## THE TASK
Please copy every line of the records below that holds the word "времени".

Saved entries:
Begin
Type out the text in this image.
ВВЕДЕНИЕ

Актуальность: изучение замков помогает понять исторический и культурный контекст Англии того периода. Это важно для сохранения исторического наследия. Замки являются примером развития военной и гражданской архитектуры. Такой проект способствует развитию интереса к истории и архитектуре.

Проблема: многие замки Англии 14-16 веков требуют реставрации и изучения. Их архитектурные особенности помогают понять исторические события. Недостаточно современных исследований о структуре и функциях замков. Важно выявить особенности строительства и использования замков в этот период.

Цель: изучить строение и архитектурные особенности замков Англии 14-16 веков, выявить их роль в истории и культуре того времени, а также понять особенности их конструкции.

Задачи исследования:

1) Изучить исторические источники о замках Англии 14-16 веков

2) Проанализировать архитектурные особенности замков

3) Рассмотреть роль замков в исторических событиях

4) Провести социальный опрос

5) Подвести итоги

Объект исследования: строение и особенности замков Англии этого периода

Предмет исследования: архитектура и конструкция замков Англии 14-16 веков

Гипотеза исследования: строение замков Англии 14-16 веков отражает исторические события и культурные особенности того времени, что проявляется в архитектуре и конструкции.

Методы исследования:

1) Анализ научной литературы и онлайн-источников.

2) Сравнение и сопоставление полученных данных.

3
End
## RESPONSE
Цель: изучить строение и архитектурные особенности замков Англии 14-16 веков, выявить их роль в истории и культуре того времени, а также понять особенности их конструкции.
Гипотеза исследования: строение замков Англии 14-16 веков отражает исторические события и культурные особенности того времени, что проявляется в архитектуре и конструкции.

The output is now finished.